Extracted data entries
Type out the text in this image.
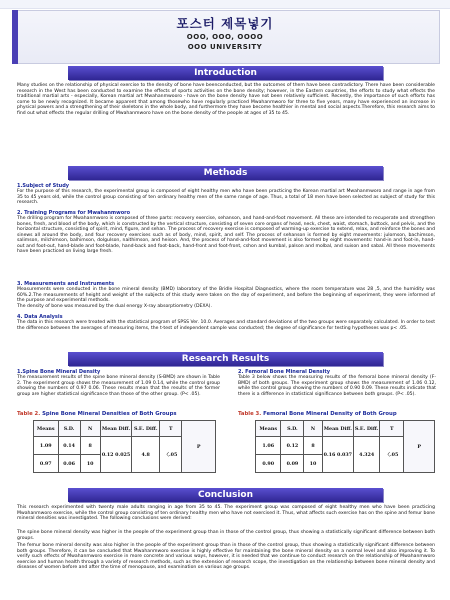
포스터 제목넣기
OOO, OOO, OOOO
OOO UNIVERSITY
Introduction
Many studies on the relationship of physical exercise to the density of bone have beenconducted, but the outcomes of them have been contradictory. There have been considerable research in the West has been conducted to examine the effects of sports activities on the bone density; however, in the Eastern countries, the efforts to study what effects the traditional martial arts - especially, Korean martial art Mwahanmwooro - have on the bone density have not been relatively sufficient. Recently, the importance of such efforts has come to be newly recognized. It became apparent that among thosewho have regularly practiced Mwahanmworo for three to five years, many have experienced an increase in physical powers and a strengthening of their skeletons in the whole body, and furthermore they have become healthier in mental and social aspects.Therefore, this research aims to find out what effects the regular drilling of Mwahanmworo have on the bone density of the people at ages of 35 to 45.
Methods
1.Subject of Study
For the purpose of this research, the experimental group is composed of eight healthy men who have been practicing the Korean martial art Mwahanmworo and range in age from 35 to 45 years old, while the control group consisting of ten ordinary healthy men of the same range of age. Thus, a total of 18 men have been selected as subject of study for this research.
2. Training Programs for Mwahanmworo
The drilling program for Mwahanmworo is composed of three parts: recovery exercise, sehanson, and hand-and-foot movement. All these are intended to recuperate and strengthen bones, fresh, and blood of the body, which is constructed by the vertical structure, consisting of seven core organs of head, neck, chest, waist, stomach, buttock, and pelvis, and the horizontal structure, consisting of spirit, mind, figure, and sehan. The process of recovery exercise is composed of warming-up exercise to extend, relax, and reinforce the bones and sinews all around the body, and four recovery exercises such as of body, mind, spirit, and self. The process of sehanson is formed by eight movements: julomson, bachimson, salimson, milchimson, balhimson, dolgulson, naithimson, and heison. And, the process of hand-and-foot movement is also formed by eight movements: hand-in and foot-in, hand-out and foot-out, hand-blade and foot-blade, hand-back and foot-back, hand-front and foot-front, cshon and kumbal, palson and molbal, and suison and sabal. All these movements have been practiced on living large fresh.
3. Measurements and Instruments
Measurements were conducted in the bone mineral density (BMD) laboratory of the Bridle Hospital Diagnostics, where the room temperature was 28 ,5, and the humidity was 60%.2.The measurements of height and weight of the subjects of this study were taken on the day of experiment, and before the beginning of experiment, they were informed of the purpose and experimental methods.
The density of bone was measured by the dual energy X-ray absorptiometry (DEXA).
4. Data Analysis
The data in this research were treated with the statistical program of SPSS Ver. 10.0. Averages and standard deviations of the two groups were separately calculated. In order to test the difference between the averages of measuring items, the t-test of independent sample was conducted; the degree of significance for testing hypotheses was p< .05.
Research Results
1.Spine Bone Mineral Density
The measurement results of the spine bone mineral density (S-BMD) are shown in Table 2. The experiment group shows the measurement of 1.09 0.14, while the control group showing the numbers of 0.97 0.06. These results mean that the results of the former group are higher statistical significance than those of the other group. (P< .05).
2. Femoral Bone Mineral Density
Table 3 below shows the measuring results of the femoral bone mineral density (F-BMD) of both groups. The experiment group shows the measurement of 1.06 0.12, while the control group showing the numbers of 0.90 0.09. These results indicate that there is a difference in statistical significance between both groups. (P< .05).
Table 2. Spine Bone Mineral Densities of Both Groups
Means	S.D.	N	Mean Diff.	S.E. Diff.	T	P
1.09	0.14	8	0.12 0.025	4.8	〈.05	
0.97	0.06	10				
Table 3. Femoral Bone Mineral Density of Both Group
Means	S.D.	N	Mean Diff.	S.E. Diff.	T	P
1.06	0.12	8	0.16 0.037	4.324	〈.05	
0.90	0.09	10				
Conclusion
This research experimented with twenty male adults ranging in age from 35 to 45. The experiment group was composed of eight healthy men who have been practicing Mwahanmworo exercise, while the control group consisting of ten ordinary healthy men who have not exercised it. Thus, what affects such exercise has on the spine and femur bone mineral densities was investigated. The following conclusions were derived:
The spine bone mineral density was higher in the people of the experiment group than in those of the control group, thus showing a statistically significant difference between both groups.
The femur bone mineral density was also higher in the people of the experiment group than in those of the control group, thus showing a statistically significant difference between both groups. Therefore, it can be concluded that Mwahanmworo exercise is highly effective for maintaining the bone mineral density on a normal level and also improving it. To verify such effects of Mwahanmworo exercise in more concrete and various ways, however, it is needed that we continue to conduct research on the relationship of Mwahanmworo exercise and human health through a variety of research methods, such as the extension of research scope, the investigation on the relationship between bone mineral density and diseases of women before and after the time of menopause, and examination on various age groups.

* _The task_
Isolate the lines that hold the word "numbers" and copy all of them.

* _Written solution_
The measurement results of the spine bone mineral density (S-BMD) are shown in Table 2. The experiment group shows the measurement of 1.09 0.14, while the control group showing the numbers of 0.97 0.06. These results mean that the results of the former group are higher statistical significance than those of the other group. (P< .05).
Table 3 below shows the measuring results of the femoral bone mineral density (F-BMD) of both groups. The experiment group shows the measurement of 1.06 0.12, while the control group showing the numbers of 0.90 0.09. These results indicate that there is a difference in statistical significance between both groups. (P< .05).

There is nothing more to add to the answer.